WORK TO DO => Wherever a line below holds the word "ситуации", copy that line.
───── INFORMATION GIVEN ─────
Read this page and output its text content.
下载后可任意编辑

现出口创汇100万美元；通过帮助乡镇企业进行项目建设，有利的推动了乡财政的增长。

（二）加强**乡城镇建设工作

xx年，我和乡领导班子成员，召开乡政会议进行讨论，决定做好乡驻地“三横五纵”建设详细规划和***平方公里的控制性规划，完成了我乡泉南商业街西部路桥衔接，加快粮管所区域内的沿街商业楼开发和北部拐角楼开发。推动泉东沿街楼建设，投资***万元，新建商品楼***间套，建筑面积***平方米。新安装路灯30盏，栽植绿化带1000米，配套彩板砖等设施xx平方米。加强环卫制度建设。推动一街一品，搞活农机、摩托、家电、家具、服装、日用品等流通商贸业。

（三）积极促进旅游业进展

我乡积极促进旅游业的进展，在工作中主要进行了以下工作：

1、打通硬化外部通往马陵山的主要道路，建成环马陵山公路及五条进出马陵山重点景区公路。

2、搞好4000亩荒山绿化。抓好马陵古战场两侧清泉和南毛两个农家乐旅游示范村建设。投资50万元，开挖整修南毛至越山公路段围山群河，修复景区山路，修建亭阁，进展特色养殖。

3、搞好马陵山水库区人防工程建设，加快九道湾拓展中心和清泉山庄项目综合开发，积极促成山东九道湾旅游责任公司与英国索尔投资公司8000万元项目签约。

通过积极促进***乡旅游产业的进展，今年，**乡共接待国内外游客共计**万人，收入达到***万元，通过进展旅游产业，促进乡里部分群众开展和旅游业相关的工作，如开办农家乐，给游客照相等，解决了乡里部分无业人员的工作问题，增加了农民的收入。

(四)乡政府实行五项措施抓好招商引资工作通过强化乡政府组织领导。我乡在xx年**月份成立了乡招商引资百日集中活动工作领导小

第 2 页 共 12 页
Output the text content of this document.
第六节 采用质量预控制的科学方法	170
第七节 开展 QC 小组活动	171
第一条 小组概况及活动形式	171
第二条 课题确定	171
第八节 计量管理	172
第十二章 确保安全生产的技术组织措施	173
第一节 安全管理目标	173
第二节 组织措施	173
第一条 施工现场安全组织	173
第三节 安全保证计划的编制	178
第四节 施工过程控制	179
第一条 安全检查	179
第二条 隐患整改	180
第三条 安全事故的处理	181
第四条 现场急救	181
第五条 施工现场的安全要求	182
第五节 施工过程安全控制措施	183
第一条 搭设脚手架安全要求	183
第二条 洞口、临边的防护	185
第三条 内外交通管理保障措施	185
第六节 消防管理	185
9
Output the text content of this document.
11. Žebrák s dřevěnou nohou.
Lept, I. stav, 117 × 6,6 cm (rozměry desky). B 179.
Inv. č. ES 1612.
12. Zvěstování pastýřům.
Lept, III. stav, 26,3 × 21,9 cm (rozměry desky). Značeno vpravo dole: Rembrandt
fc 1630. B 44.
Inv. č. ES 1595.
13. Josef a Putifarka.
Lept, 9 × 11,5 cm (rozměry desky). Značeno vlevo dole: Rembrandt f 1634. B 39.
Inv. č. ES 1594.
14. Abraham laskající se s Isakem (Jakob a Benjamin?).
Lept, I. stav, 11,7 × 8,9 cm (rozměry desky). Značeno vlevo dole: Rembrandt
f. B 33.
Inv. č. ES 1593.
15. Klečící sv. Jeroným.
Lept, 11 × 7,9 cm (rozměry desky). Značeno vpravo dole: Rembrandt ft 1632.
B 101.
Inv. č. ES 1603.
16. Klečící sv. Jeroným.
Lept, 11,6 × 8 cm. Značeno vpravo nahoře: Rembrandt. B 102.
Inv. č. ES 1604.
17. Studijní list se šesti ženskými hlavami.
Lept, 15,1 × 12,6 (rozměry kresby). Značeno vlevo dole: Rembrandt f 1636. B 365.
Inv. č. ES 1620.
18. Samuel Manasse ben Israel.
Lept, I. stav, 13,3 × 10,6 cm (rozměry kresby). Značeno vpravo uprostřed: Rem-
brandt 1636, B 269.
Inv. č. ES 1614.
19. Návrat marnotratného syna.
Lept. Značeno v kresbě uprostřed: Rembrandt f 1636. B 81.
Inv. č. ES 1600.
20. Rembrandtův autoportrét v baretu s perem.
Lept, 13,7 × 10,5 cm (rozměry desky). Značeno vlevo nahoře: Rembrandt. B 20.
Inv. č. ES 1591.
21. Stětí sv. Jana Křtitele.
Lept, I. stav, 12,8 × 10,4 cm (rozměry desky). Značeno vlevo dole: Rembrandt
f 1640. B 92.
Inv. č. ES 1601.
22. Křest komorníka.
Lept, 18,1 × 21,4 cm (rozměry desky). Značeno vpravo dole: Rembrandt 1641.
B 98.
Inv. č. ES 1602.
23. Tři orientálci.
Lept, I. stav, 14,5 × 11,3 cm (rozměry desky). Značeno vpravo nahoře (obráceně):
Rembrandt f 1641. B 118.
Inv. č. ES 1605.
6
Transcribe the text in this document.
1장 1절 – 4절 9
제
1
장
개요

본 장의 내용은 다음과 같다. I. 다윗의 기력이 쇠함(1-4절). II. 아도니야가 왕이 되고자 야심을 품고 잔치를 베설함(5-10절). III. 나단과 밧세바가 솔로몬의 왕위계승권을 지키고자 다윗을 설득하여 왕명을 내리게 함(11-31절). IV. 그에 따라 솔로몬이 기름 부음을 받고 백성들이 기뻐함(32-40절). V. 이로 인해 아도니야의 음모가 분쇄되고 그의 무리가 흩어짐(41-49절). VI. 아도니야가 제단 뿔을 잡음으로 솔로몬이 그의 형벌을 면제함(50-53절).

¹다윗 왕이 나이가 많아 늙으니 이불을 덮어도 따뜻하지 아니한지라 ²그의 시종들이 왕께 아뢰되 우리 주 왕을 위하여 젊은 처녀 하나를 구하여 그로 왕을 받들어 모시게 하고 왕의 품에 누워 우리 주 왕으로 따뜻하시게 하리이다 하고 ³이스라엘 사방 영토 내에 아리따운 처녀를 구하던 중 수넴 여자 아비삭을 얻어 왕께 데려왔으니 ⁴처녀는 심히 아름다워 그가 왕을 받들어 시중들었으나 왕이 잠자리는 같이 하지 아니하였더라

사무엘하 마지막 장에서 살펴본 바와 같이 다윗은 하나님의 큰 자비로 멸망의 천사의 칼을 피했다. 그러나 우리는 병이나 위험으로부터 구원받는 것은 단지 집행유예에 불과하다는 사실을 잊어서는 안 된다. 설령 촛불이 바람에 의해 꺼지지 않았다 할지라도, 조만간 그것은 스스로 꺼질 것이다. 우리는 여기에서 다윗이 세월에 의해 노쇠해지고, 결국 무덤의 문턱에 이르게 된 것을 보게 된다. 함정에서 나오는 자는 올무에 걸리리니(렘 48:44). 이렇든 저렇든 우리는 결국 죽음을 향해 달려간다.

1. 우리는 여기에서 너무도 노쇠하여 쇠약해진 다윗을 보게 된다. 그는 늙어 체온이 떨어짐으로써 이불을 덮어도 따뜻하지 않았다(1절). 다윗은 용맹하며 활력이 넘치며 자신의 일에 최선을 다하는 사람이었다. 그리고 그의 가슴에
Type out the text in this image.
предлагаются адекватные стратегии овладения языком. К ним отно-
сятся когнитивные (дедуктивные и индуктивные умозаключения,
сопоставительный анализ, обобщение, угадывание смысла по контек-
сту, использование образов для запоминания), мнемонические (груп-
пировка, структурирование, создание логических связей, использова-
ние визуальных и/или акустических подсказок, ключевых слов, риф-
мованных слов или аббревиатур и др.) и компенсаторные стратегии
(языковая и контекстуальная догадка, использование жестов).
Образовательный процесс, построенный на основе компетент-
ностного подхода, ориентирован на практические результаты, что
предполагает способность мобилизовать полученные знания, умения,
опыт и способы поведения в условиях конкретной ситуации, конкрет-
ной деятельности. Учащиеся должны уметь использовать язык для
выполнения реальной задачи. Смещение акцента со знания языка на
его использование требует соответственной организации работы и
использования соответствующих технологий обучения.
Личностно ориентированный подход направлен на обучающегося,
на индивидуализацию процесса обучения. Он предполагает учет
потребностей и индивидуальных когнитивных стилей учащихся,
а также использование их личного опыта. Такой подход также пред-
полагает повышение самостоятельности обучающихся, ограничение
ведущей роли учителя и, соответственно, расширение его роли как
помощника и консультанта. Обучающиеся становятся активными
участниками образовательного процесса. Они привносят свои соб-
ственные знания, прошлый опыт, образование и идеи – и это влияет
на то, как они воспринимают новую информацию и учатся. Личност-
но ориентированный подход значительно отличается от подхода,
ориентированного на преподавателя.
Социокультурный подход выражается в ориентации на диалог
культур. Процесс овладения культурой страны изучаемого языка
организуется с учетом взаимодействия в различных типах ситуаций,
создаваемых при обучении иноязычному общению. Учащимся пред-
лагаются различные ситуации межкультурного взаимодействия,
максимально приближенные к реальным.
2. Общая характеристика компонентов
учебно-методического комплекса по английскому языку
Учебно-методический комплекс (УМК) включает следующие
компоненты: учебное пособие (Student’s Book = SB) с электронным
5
─────
FINAL ANSWER =>
опыт и способы поведения в условиях конкретной ситуации, конкрет-
лагаются различные ситуации межкультурного взаимодействия,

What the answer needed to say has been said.